Transcribe the following entries line by line, reproducing each one precisely.

**EXERCISE DATA:**

#####

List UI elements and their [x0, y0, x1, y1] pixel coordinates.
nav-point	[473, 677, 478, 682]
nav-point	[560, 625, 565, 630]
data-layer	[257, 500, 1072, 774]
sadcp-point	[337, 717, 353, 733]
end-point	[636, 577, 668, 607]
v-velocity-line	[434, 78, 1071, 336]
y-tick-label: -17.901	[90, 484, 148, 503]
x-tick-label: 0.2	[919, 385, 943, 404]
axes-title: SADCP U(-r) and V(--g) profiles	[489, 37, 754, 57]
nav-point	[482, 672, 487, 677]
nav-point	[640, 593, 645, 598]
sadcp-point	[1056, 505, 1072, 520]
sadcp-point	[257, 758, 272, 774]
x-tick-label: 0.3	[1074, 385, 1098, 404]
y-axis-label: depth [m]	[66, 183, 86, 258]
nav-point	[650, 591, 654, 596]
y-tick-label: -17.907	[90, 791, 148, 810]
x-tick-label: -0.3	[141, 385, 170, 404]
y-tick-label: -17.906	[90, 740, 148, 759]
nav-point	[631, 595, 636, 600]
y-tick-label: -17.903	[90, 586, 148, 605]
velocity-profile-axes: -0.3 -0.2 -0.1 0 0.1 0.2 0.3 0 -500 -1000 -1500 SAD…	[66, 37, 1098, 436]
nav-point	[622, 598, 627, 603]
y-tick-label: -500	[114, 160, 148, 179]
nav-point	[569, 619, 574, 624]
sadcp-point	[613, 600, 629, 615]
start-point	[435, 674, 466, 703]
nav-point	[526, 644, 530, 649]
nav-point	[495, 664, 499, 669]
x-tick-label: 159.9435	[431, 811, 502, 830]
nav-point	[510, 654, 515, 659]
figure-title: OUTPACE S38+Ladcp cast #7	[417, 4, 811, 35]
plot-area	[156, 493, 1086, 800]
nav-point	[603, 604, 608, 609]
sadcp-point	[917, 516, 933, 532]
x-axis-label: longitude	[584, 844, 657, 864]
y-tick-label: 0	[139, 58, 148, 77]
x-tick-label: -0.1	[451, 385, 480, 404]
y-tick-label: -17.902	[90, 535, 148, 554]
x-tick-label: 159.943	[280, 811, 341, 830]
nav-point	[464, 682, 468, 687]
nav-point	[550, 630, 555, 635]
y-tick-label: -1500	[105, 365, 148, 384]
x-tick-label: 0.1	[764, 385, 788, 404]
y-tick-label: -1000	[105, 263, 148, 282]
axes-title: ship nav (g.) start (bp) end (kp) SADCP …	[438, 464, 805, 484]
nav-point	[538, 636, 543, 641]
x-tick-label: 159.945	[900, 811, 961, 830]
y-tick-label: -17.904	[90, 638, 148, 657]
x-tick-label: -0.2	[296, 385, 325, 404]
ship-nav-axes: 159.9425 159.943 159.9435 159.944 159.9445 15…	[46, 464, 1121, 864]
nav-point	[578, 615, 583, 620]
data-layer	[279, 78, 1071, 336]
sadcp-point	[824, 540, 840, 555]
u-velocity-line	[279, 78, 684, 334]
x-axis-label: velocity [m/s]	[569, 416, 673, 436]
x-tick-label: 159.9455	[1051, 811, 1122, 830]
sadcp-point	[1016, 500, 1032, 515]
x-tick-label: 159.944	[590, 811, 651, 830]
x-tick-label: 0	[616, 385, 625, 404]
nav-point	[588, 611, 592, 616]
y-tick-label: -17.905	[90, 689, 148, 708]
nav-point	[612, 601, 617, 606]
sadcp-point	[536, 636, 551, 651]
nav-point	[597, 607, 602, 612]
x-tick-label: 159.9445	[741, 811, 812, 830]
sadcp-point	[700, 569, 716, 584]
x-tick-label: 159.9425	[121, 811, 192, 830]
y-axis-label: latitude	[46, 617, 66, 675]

#####

**FULL ANSWER:**
List UI elements and their [x0, y0, x1, y1] pixel coordinates.
nav-point	[473, 677, 478, 682]
nav-point	[560, 625, 565, 630]
data-layer	[257, 500, 1072, 774]
sadcp-point	[337, 717, 353, 733]
end-point	[636, 577, 668, 607]
v-velocity-line	[434, 78, 1071, 336]
y-tick-label: -17.901	[90, 484, 148, 503]
x-tick-label: 0.2	[919, 385, 943, 404]
axes-title: SADCP U(-r) and V(--g) profiles	[489, 37, 754, 57]
nav-point	[482, 672, 487, 677]
nav-point	[640, 593, 645, 598]
sadcp-point	[1056, 505, 1072, 520]
sadcp-point	[257, 758, 272, 774]
x-tick-label: 0.3	[1074, 385, 1098, 404]
y-axis-label: depth [m]	[66, 183, 86, 258]
nav-point	[650, 591, 654, 596]
y-tick-label: -17.907	[90, 791, 148, 810]
x-tick-label: -0.3	[141, 385, 170, 404]
y-tick-label: -17.906	[90, 740, 148, 759]
nav-point	[631, 595, 636, 600]
y-tick-label: -17.903	[90, 586, 148, 605]
velocity-profile-axes: -0.3 -0.2 -0.1 0 0.1 0.2 0.3 0 -500 -1000 -1500 SAD…	[66, 37, 1098, 436]
nav-point	[622, 598, 627, 603]
y-tick-label: -500	[114, 160, 148, 179]
nav-point	[569, 619, 574, 624]
sadcp-point	[613, 600, 629, 615]
start-point	[435, 674, 466, 703]
nav-point	[526, 644, 530, 649]
nav-point	[495, 664, 499, 669]
x-tick-label: 159.9435	[431, 811, 502, 830]
nav-point	[510, 654, 515, 659]
figure-title: OUTPACE S38+Ladcp cast #7	[417, 4, 811, 35]
plot-area	[156, 493, 1086, 800]
nav-point	[603, 604, 608, 609]
sadcp-point	[917, 516, 933, 532]
x-axis-label: longitude	[584, 844, 657, 864]
y-tick-label: 0	[139, 58, 148, 77]
x-tick-label: -0.1	[451, 385, 480, 404]
y-tick-label: -17.902	[90, 535, 148, 554]
x-tick-label: 159.943	[280, 811, 341, 830]
nav-point	[464, 682, 468, 687]
nav-point	[550, 630, 555, 635]
y-tick-label: -1500	[105, 365, 148, 384]
x-tick-label: 0.1	[764, 385, 788, 404]
y-tick-label: -1000	[105, 263, 148, 282]
axes-title: ship nav (g.) start (bp) end (kp) SADCP …	[438, 464, 805, 484]
nav-point	[538, 636, 543, 641]
x-tick-label: 159.945	[900, 811, 961, 830]
y-tick-label: -17.904	[90, 638, 148, 657]
x-tick-label: -0.2	[296, 385, 325, 404]
ship-nav-axes: 159.9425 159.943 159.9435 159.944 159.9445 15…	[46, 464, 1121, 864]
nav-point	[578, 615, 583, 620]
data-layer	[279, 78, 1071, 336]
sadcp-point	[824, 540, 840, 555]
u-velocity-line	[279, 78, 684, 334]
x-axis-label: velocity [m/s]	[569, 416, 673, 436]
x-tick-label: 159.9455	[1051, 811, 1122, 830]
sadcp-point	[1016, 500, 1032, 515]
x-tick-label: 159.944	[590, 811, 651, 830]
x-tick-label: 0	[616, 385, 625, 404]
nav-point	[588, 611, 592, 616]
y-tick-label: -17.905	[90, 689, 148, 708]
nav-point	[612, 601, 617, 606]
sadcp-point	[536, 636, 551, 651]
nav-point	[597, 607, 602, 612]
x-tick-label: 159.9445	[741, 811, 812, 830]
sadcp-point	[700, 569, 716, 584]
x-tick-label: 159.9425	[121, 811, 192, 830]
y-axis-label: latitude	[46, 617, 66, 675]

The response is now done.